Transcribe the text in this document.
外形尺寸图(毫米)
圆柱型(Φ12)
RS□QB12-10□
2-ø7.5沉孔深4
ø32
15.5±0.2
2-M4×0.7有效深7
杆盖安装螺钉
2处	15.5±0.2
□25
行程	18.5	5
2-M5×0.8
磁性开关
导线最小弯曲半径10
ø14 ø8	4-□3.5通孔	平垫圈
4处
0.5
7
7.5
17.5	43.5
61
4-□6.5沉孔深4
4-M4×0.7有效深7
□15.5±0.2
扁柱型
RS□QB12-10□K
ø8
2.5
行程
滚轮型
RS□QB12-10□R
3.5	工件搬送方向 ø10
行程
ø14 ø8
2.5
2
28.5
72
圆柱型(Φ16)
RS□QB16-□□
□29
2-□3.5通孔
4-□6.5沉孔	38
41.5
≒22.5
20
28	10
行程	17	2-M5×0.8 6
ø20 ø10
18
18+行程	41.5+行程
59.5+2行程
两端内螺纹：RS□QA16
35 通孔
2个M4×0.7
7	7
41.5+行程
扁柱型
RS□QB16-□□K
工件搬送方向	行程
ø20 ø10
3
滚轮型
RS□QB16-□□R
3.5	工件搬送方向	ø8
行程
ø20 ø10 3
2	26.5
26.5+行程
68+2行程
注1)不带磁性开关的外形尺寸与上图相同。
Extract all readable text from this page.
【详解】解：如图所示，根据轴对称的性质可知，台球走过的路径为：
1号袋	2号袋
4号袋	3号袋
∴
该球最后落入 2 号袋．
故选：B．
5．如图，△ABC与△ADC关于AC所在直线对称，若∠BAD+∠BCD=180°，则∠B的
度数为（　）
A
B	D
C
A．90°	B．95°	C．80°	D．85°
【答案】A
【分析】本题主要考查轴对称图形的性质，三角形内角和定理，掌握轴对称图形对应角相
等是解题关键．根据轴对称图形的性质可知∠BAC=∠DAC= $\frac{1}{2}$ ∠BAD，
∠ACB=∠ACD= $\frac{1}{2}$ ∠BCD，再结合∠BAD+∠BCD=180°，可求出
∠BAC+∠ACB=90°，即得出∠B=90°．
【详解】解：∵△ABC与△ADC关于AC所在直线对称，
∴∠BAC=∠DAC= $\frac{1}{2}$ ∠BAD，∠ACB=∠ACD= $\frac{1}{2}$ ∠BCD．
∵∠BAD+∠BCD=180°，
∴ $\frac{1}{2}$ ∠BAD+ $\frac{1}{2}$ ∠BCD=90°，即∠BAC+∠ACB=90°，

+++

*What you should do*. Quote exactly and only the lines from the one holding "Extract all readable text from this page." through the end of the data.

*In response*.
Extract all readable text from this page.
【详解】解：如图所示，根据轴对称的性质可知，台球走过的路径为：
1号袋	2号袋
4号袋	3号袋
∴
该球最后落入 2 号袋．
故选：B．
5．如图，△ABC与△ADC关于AC所在直线对称，若∠BAD+∠BCD=180°，则∠B的
度数为（　）
A
B	D
C
A．90°	B．95°	C．80°	D．85°
【答案】A
【分析】本题主要考查轴对称图形的性质，三角形内角和定理，掌握轴对称图形对应角相
等是解题关键．根据轴对称图形的性质可知∠BAC=∠DAC= $\frac{1}{2}$ ∠BAD，
∠ACB=∠ACD= $\frac{1}{2}$ ∠BCD，再结合∠BAD+∠BCD=180°，可求出
∠BAC+∠ACB=90°，即得出∠B=90°．
【详解】解：∵△ABC与△ADC关于AC所在直线对称，
∴∠BAC=∠DAC= $\frac{1}{2}$ ∠BAD，∠ACB=∠ACD= $\frac{1}{2}$ ∠BCD．
∵∠BAD+∠BCD=180°，
∴ $\frac{1}{2}$ ∠BAD+ $\frac{1}{2}$ ∠BCD=90°，即∠BAC+∠ACB=90°，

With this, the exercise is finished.